WRITTEN TASK:
Return every line below in which "Token" appears.

§

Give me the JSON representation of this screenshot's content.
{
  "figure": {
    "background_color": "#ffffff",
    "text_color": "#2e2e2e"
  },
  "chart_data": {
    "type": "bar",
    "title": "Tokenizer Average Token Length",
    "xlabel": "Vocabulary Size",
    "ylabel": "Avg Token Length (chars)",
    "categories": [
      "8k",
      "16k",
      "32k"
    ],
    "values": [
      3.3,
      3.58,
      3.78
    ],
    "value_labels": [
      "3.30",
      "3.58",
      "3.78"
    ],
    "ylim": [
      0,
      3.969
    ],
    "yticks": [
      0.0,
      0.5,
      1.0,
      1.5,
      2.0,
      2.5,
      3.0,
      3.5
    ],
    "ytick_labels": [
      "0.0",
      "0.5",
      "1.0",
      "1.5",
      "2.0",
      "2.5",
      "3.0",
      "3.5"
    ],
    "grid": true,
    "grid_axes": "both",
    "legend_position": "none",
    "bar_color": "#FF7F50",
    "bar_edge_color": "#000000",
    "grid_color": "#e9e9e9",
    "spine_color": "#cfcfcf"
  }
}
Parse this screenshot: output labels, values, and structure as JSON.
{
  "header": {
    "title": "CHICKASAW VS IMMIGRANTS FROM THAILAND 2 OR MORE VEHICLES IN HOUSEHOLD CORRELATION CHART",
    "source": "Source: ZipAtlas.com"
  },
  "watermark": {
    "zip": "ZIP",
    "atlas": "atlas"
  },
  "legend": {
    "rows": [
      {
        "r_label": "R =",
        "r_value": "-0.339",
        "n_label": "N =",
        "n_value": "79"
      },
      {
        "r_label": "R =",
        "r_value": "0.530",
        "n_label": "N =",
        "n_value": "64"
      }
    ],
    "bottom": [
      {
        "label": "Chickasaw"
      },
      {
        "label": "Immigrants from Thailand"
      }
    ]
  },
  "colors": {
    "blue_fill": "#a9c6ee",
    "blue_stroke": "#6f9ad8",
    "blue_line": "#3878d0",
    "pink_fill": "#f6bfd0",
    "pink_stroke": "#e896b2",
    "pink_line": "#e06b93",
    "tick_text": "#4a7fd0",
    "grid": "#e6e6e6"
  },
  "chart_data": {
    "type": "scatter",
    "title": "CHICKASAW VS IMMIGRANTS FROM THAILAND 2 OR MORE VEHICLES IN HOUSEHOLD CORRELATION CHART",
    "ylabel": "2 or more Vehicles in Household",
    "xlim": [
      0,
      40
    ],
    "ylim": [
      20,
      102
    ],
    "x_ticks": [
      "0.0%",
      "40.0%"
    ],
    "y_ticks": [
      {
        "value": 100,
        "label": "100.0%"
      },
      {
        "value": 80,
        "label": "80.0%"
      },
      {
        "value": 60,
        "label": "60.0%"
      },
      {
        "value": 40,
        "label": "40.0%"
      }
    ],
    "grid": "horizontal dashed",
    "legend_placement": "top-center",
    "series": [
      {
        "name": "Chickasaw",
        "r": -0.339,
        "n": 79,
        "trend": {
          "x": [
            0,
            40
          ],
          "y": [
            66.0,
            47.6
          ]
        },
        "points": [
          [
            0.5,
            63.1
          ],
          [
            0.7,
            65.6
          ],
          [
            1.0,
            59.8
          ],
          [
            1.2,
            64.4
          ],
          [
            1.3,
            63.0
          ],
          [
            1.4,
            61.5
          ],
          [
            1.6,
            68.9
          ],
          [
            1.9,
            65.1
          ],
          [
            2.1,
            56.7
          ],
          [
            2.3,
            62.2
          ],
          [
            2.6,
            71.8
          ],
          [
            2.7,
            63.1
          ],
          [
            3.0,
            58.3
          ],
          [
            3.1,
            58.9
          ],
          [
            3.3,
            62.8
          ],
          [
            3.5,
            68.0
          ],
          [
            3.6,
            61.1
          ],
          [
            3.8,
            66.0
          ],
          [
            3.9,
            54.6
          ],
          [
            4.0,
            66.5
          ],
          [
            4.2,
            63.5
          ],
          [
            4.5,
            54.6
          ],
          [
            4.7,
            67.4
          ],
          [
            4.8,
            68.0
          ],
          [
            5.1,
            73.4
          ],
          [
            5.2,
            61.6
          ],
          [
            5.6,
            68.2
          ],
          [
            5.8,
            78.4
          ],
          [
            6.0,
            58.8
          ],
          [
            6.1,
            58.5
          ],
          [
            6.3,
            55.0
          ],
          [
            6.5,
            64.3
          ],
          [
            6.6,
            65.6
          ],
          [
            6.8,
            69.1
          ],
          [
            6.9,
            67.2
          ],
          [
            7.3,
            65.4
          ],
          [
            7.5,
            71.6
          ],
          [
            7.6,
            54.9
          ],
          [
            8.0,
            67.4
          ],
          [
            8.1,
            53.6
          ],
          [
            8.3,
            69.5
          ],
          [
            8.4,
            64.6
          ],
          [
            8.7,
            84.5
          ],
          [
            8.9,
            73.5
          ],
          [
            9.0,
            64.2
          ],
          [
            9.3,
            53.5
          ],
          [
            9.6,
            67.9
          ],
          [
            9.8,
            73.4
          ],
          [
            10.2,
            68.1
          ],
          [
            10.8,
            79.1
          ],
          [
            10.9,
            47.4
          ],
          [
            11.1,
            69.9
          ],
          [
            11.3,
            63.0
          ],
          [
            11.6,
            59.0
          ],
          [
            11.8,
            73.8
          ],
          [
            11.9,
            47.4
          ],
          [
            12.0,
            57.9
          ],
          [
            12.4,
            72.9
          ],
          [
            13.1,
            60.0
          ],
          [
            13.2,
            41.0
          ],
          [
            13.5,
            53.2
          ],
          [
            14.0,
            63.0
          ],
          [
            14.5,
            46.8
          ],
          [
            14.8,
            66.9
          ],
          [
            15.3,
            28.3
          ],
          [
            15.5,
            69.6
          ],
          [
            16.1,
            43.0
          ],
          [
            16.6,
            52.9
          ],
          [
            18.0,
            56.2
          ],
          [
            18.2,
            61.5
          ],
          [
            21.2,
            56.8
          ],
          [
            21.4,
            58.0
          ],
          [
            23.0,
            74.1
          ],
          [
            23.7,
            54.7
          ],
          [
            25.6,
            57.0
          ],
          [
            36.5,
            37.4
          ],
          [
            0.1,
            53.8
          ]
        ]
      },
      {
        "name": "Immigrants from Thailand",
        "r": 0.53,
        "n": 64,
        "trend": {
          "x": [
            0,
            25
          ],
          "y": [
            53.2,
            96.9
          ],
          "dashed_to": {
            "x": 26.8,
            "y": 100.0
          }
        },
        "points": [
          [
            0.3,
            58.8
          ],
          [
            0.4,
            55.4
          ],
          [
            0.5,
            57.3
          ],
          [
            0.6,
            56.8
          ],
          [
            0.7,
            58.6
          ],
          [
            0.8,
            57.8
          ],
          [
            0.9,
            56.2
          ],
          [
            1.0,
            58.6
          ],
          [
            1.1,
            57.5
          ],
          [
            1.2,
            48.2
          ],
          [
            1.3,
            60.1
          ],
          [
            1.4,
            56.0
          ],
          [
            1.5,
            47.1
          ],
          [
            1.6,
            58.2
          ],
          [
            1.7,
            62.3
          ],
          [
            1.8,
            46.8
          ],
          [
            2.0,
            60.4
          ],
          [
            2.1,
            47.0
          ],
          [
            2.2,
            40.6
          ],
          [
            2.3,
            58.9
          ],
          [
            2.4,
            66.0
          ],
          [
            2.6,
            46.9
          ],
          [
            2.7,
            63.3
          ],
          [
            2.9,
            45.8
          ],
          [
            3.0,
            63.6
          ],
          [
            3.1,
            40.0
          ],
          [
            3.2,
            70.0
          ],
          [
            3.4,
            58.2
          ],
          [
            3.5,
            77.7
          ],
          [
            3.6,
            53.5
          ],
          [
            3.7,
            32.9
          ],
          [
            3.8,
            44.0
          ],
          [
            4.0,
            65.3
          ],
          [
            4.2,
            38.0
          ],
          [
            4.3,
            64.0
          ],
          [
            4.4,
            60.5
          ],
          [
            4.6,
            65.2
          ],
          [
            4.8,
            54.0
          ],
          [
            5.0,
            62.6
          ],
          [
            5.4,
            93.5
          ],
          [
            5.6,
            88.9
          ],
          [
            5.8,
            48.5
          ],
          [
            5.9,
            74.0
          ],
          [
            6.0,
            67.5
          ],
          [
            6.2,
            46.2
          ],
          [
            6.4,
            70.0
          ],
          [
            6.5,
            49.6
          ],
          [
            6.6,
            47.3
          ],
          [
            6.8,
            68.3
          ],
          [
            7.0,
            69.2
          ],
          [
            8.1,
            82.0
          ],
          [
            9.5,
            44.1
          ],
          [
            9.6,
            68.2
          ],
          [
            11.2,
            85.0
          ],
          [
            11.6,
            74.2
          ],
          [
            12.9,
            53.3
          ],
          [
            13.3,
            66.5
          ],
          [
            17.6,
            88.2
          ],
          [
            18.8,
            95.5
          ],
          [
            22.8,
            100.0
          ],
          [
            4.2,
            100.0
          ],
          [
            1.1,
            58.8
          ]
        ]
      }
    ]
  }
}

§

EXERCISE RESULT:
    "title": "Tokenizer Average Token Length",
    "ylabel": "Avg Token Length (chars)",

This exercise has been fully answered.